◆ **WHAT YOU NEED TO DO**
Below are some records; repeat them all exactly, minus the pictures.

◆ **RECORDS FOR THIS EXERCISE**

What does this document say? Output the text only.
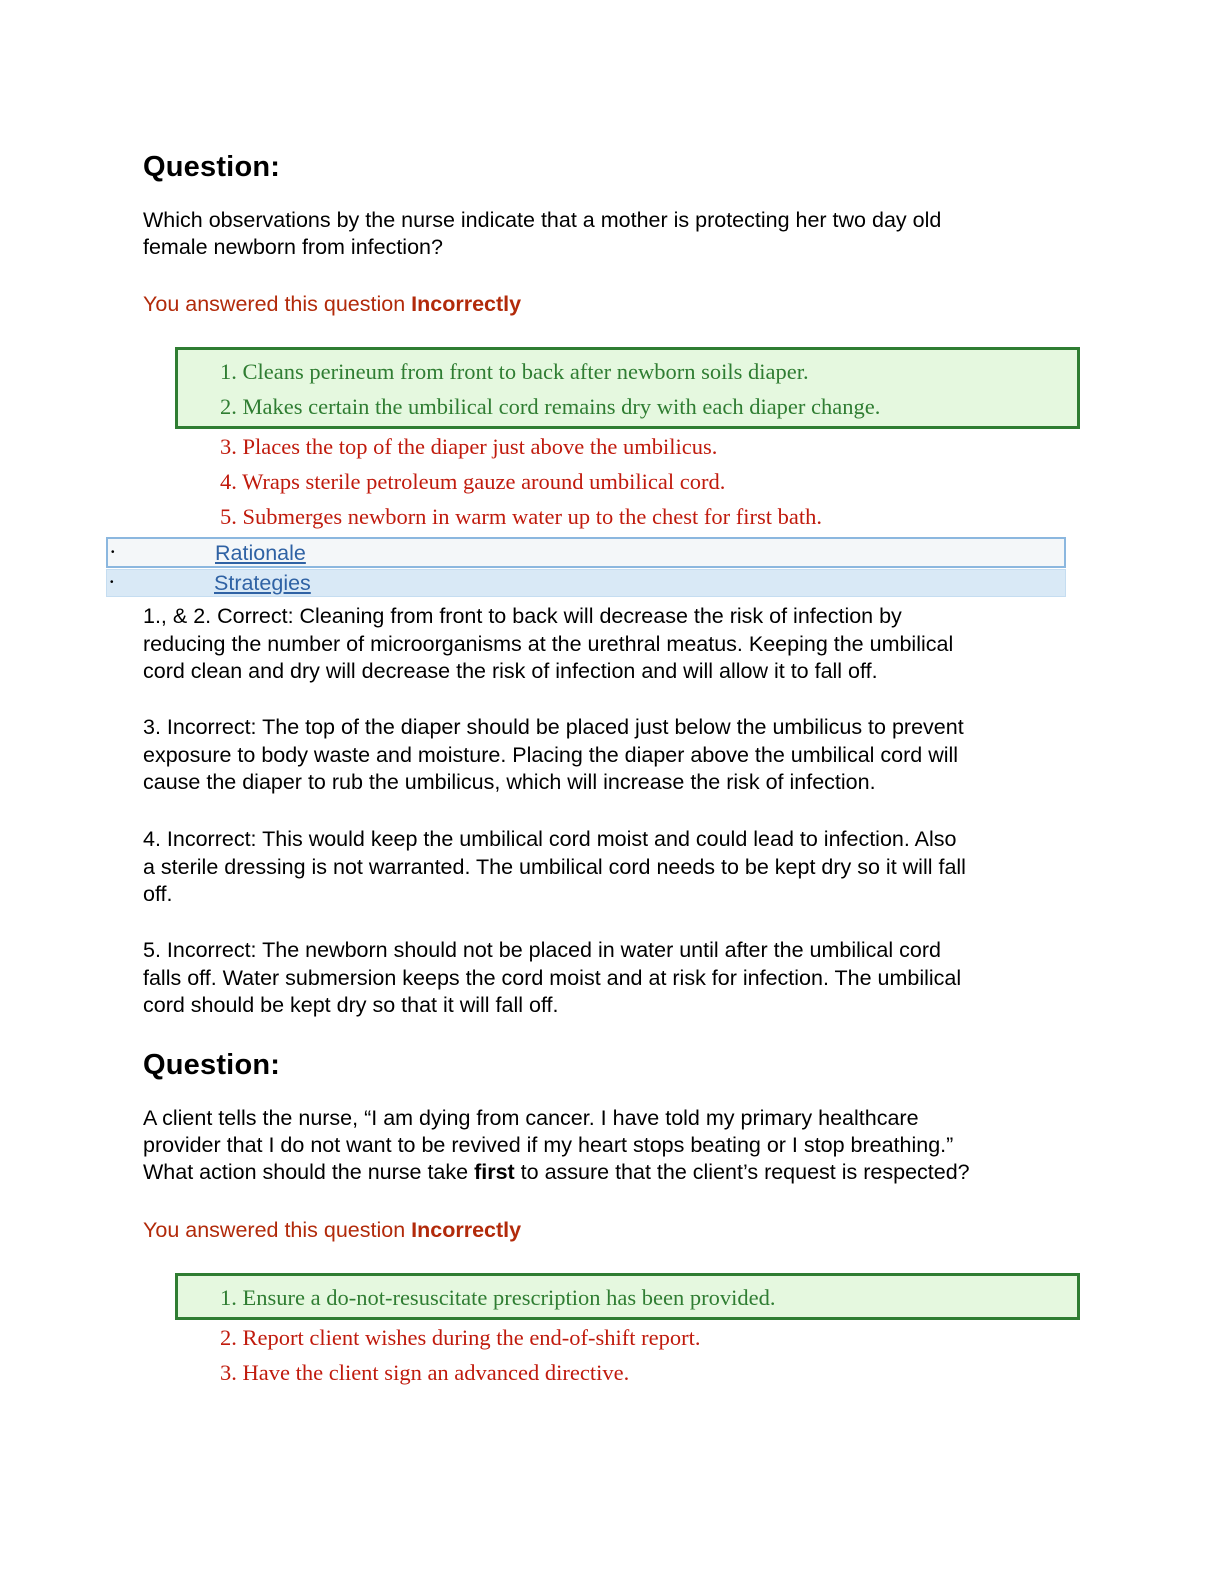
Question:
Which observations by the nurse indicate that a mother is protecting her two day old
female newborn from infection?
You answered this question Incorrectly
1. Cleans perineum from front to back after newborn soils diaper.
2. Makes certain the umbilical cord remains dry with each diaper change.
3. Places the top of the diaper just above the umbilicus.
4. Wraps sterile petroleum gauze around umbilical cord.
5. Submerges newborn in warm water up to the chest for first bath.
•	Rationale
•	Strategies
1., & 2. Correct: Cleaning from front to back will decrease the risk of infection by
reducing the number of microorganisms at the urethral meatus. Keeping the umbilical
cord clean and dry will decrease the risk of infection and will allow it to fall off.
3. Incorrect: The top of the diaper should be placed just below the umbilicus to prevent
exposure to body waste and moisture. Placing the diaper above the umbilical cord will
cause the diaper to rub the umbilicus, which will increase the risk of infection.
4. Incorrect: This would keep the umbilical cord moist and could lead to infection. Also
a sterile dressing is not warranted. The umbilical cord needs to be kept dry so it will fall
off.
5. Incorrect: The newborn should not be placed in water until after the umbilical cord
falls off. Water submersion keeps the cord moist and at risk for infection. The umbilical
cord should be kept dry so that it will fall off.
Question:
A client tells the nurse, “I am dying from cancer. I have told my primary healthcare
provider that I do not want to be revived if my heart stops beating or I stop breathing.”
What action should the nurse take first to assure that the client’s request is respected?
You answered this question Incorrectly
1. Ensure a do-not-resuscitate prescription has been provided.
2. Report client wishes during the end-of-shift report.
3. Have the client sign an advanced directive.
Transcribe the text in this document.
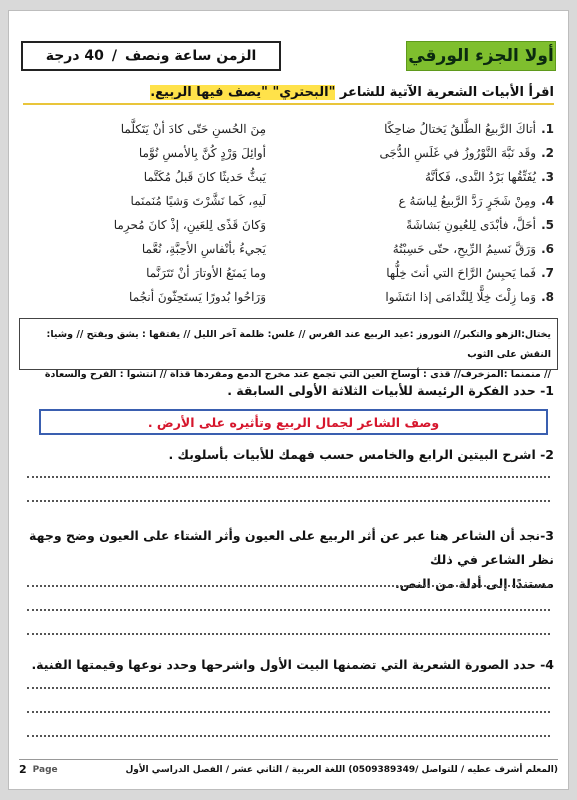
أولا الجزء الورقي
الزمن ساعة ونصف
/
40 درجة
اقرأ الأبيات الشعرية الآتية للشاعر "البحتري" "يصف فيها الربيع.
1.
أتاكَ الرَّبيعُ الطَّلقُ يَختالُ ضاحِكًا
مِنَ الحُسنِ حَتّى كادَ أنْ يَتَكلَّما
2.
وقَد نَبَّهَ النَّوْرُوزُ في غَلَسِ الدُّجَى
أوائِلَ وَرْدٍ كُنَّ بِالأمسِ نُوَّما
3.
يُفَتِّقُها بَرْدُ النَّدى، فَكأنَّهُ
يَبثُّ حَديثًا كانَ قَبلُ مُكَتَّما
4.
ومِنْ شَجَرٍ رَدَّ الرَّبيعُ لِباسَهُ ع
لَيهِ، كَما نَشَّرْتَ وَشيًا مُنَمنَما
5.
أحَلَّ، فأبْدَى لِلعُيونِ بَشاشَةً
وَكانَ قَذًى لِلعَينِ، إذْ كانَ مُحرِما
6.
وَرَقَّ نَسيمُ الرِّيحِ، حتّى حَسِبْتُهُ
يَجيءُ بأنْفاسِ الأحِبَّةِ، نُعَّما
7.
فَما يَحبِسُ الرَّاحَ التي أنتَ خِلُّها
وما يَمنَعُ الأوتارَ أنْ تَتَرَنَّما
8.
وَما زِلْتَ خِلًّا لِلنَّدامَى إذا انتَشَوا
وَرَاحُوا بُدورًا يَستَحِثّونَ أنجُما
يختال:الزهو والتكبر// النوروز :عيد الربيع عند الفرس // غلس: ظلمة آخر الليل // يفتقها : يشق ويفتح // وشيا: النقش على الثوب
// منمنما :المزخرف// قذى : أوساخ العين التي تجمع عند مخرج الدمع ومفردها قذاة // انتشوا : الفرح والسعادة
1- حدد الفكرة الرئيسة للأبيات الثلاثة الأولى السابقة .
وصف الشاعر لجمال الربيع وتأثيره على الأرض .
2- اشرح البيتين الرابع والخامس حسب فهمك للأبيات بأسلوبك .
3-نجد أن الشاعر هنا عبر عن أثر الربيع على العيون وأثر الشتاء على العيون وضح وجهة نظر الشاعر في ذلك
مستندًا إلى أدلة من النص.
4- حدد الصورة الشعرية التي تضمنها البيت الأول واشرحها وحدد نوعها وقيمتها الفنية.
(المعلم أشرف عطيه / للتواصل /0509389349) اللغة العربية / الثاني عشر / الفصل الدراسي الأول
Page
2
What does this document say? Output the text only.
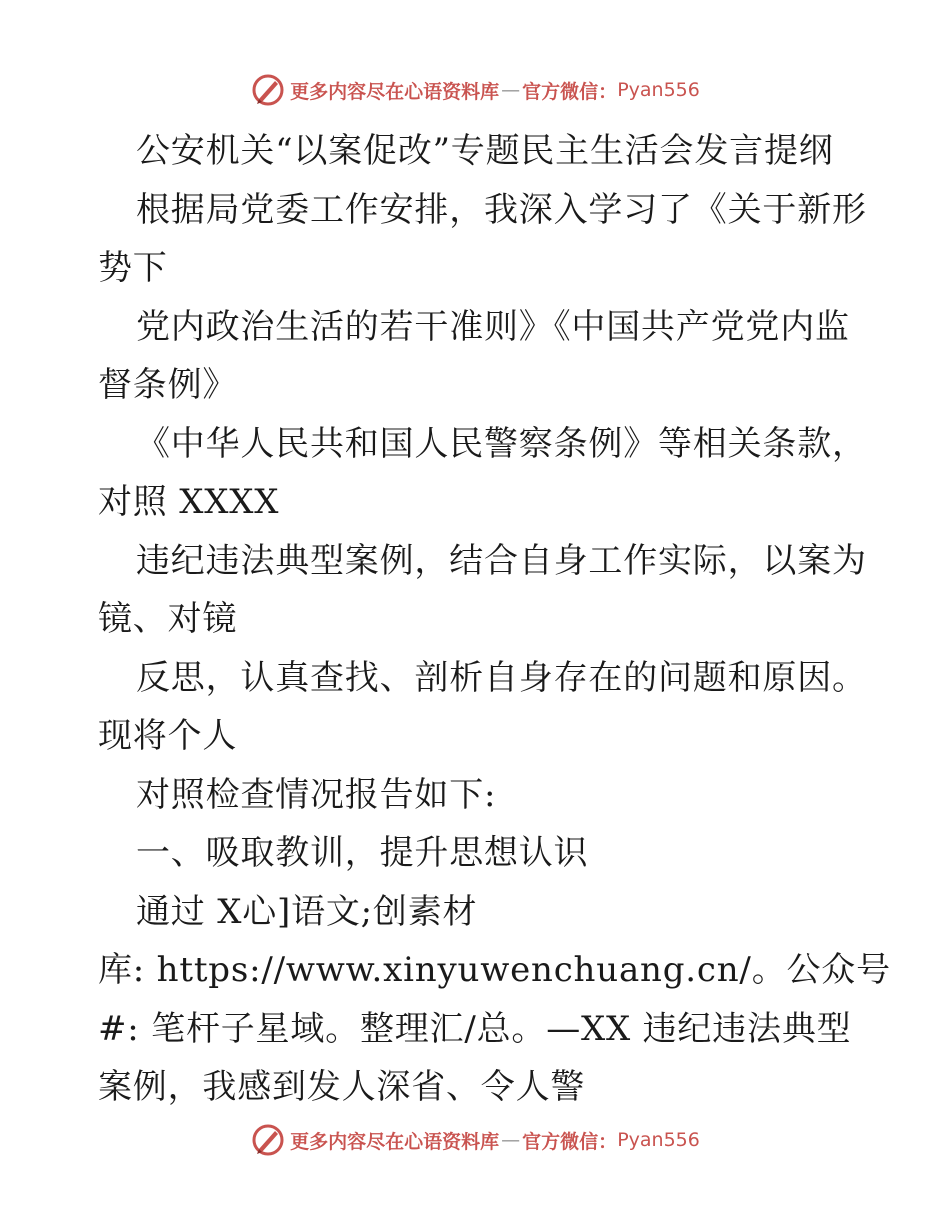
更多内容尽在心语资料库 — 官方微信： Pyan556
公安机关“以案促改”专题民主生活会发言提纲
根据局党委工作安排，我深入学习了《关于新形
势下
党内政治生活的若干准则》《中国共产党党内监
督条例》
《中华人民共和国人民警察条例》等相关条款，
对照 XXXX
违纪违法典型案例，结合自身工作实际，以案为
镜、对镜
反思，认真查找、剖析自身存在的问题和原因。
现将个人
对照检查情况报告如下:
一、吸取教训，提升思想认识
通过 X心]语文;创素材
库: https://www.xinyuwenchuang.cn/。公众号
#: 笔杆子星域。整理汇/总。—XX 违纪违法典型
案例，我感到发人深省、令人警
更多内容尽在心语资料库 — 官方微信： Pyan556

◆ **EXERCISE RESULT**
What does this document say? Output the text only.
Question:
Which observations by the nurse indicate that a mother is protecting her two day old
female newborn from infection?
You answered this question Incorrectly
1. Cleans perineum from front to back after newborn soils diaper.
2. Makes certain the umbilical cord remains dry with each diaper change.
3. Places the top of the diaper just above the umbilicus.
4. Wraps sterile petroleum gauze around umbilical cord.
5. Submerges newborn in warm water up to the chest for first bath.
•	Rationale
•	Strategies
1., & 2. Correct: Cleaning from front to back will decrease the risk of infection by
reducing the number of microorganisms at the urethral meatus. Keeping the umbilical
cord clean and dry will decrease the risk of infection and will allow it to fall off.
3. Incorrect: The top of the diaper should be placed just below the umbilicus to prevent
exposure to body waste and moisture. Placing the diaper above the umbilical cord will
cause the diaper to rub the umbilicus, which will increase the risk of infection.
4. Incorrect: This would keep the umbilical cord moist and could lead to infection. Also
a sterile dressing is not warranted. The umbilical cord needs to be kept dry so it will fall
off.
5. Incorrect: The newborn should not be placed in water until after the umbilical cord
falls off. Water submersion keeps the cord moist and at risk for infection. The umbilical
cord should be kept dry so that it will fall off.
Question:
A client tells the nurse, “I am dying from cancer. I have told my primary healthcare
provider that I do not want to be revived if my heart stops beating or I stop breathing.”
What action should the nurse take first to assure that the client’s request is respected?
You answered this question Incorrectly
1. Ensure a do-not-resuscitate prescription has been provided.
2. Report client wishes during the end-of-shift report.
3. Have the client sign an advanced directive.
Transcribe the text in this document.
أولا الجزء الورقي
الزمن ساعة ونصف
/
40 درجة
اقرأ الأبيات الشعرية الآتية للشاعر "البحتري" "يصف فيها الربيع.
1.
أتاكَ الرَّبيعُ الطَّلقُ يَختالُ ضاحِكًا
مِنَ الحُسنِ حَتّى كادَ أنْ يَتَكلَّما
2.
وقَد نَبَّهَ النَّوْرُوزُ في غَلَسِ الدُّجَى
أوائِلَ وَرْدٍ كُنَّ بِالأمسِ نُوَّما
3.
يُفَتِّقُها بَرْدُ النَّدى، فَكأنَّهُ
يَبثُّ حَديثًا كانَ قَبلُ مُكَتَّما
4.
ومِنْ شَجَرٍ رَدَّ الرَّبيعُ لِباسَهُ ع
لَيهِ، كَما نَشَّرْتَ وَشيًا مُنَمنَما
5.
أحَلَّ، فأبْدَى لِلعُيونِ بَشاشَةً
وَكانَ قَذًى لِلعَينِ، إذْ كانَ مُحرِما
6.
وَرَقَّ نَسيمُ الرِّيحِ، حتّى حَسِبْتُهُ
يَجيءُ بأنْفاسِ الأحِبَّةِ، نُعَّما
7.
فَما يَحبِسُ الرَّاحَ التي أنتَ خِلُّها
وما يَمنَعُ الأوتارَ أنْ تَتَرَنَّما
8.
وَما زِلْتَ خِلًّا لِلنَّدامَى إذا انتَشَوا
وَرَاحُوا بُدورًا يَستَحِثّونَ أنجُما
يختال:الزهو والتكبر// النوروز :عيد الربيع عند الفرس // غلس: ظلمة آخر الليل // يفتقها : يشق ويفتح // وشيا: النقش على الثوب
// منمنما :المزخرف// قذى : أوساخ العين التي تجمع عند مخرج الدمع ومفردها قذاة // انتشوا : الفرح والسعادة
1- حدد الفكرة الرئيسة للأبيات الثلاثة الأولى السابقة .
وصف الشاعر لجمال الربيع وتأثيره على الأرض .
2- اشرح البيتين الرابع والخامس حسب فهمك للأبيات بأسلوبك .
3-نجد أن الشاعر هنا عبر عن أثر الربيع على العيون وأثر الشتاء على العيون وضح وجهة نظر الشاعر في ذلك
مستندًا إلى أدلة من النص.
4- حدد الصورة الشعرية التي تضمنها البيت الأول واشرحها وحدد نوعها وقيمتها الفنية.
(المعلم أشرف عطيه / للتواصل /0509389349) اللغة العربية / الثاني عشر / الفصل الدراسي الأول
Page
2
What does this document say? Output the text only.
更多内容尽在心语资料库 — 官方微信： Pyan556
公安机关“以案促改”专题民主生活会发言提纲
根据局党委工作安排，我深入学习了《关于新形
势下
党内政治生活的若干准则》《中国共产党党内监
督条例》
《中华人民共和国人民警察条例》等相关条款，
对照 XXXX
违纪违法典型案例，结合自身工作实际，以案为
镜、对镜
反思，认真查找、剖析自身存在的问题和原因。
现将个人
对照检查情况报告如下:
一、吸取教训，提升思想认识
通过 X心]语文;创素材
库: https://www.xinyuwenchuang.cn/。公众号
#: 笔杆子星域。整理汇/总。—XX 违纪违法典型
案例，我感到发人深省、令人警
更多内容尽在心语资料库 — 官方微信： Pyan556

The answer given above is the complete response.